Extracted data entries
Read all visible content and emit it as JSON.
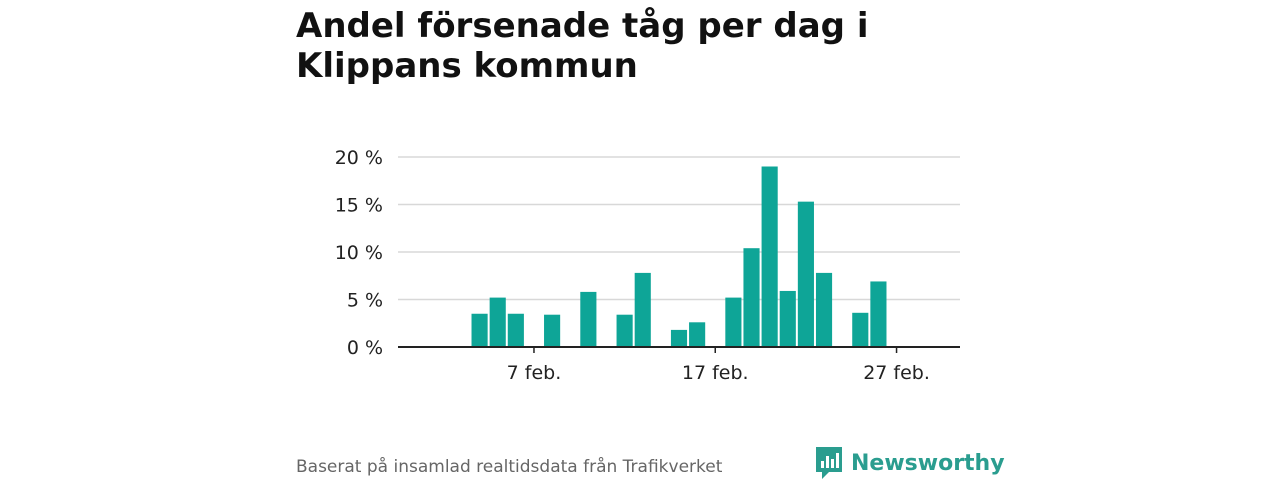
{
  "title": "Andel försenade tåg per dag i Klippans kommun",
  "source": "Baserat på insamlad realtidsdata från Trafikverket",
  "brand": "Newsworthy",
  "colors": {
    "bar": "#0ea597",
    "brand": "#2a9d8f",
    "grid": "#d8d8d8",
    "axis": "#222222"
  },
  "chart_data": {
    "type": "bar",
    "title": "Andel försenade tåg per dag i Klippans kommun",
    "xlabel": "",
    "ylabel": "",
    "x_domain": [
      "2024-01-31",
      "2024-03-02"
    ],
    "ylim": [
      0,
      20
    ],
    "y_ticks": [
      {
        "value": 0,
        "label": "0 %"
      },
      {
        "value": 5,
        "label": "5 %"
      },
      {
        "value": 10,
        "label": "10 %"
      },
      {
        "value": 15,
        "label": "15 %"
      },
      {
        "value": 20,
        "label": "20 %"
      }
    ],
    "x_ticks": [
      {
        "date": "2024-02-07",
        "label": "7 feb."
      },
      {
        "date": "2024-02-17",
        "label": "17 feb."
      },
      {
        "date": "2024-02-27",
        "label": "27 feb."
      }
    ],
    "grid": true,
    "data": [
      {
        "date": "2024-02-04",
        "value": 3.5
      },
      {
        "date": "2024-02-05",
        "value": 5.2
      },
      {
        "date": "2024-02-06",
        "value": 3.5
      },
      {
        "date": "2024-02-07",
        "value": 0
      },
      {
        "date": "2024-02-08",
        "value": 3.4
      },
      {
        "date": "2024-02-09",
        "value": 0
      },
      {
        "date": "2024-02-10",
        "value": 5.8
      },
      {
        "date": "2024-02-11",
        "value": 0
      },
      {
        "date": "2024-02-12",
        "value": 3.4
      },
      {
        "date": "2024-02-13",
        "value": 7.8
      },
      {
        "date": "2024-02-14",
        "value": 0
      },
      {
        "date": "2024-02-15",
        "value": 1.8
      },
      {
        "date": "2024-02-16",
        "value": 2.6
      },
      {
        "date": "2024-02-17",
        "value": 0
      },
      {
        "date": "2024-02-18",
        "value": 5.2
      },
      {
        "date": "2024-02-19",
        "value": 10.4
      },
      {
        "date": "2024-02-20",
        "value": 19.0
      },
      {
        "date": "2024-02-21",
        "value": 5.9
      },
      {
        "date": "2024-02-22",
        "value": 15.3
      },
      {
        "date": "2024-02-23",
        "value": 7.8
      },
      {
        "date": "2024-02-24",
        "value": 0
      },
      {
        "date": "2024-02-25",
        "value": 3.6
      },
      {
        "date": "2024-02-26",
        "value": 6.9
      },
      {
        "date": "2024-02-27",
        "value": 0
      },
      {
        "date": "2024-02-28",
        "value": 0
      },
      {
        "date": "2024-02-29",
        "value": 0
      }
    ]
  }
}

- _Short task_: Extract each line holding the word "Andel" from the records.

- _Answer for this exercise_:
  "title": "Andel försenade tåg per dag i Klippans kommun",
    "title": "Andel försenade tåg per dag i Klippans kommun",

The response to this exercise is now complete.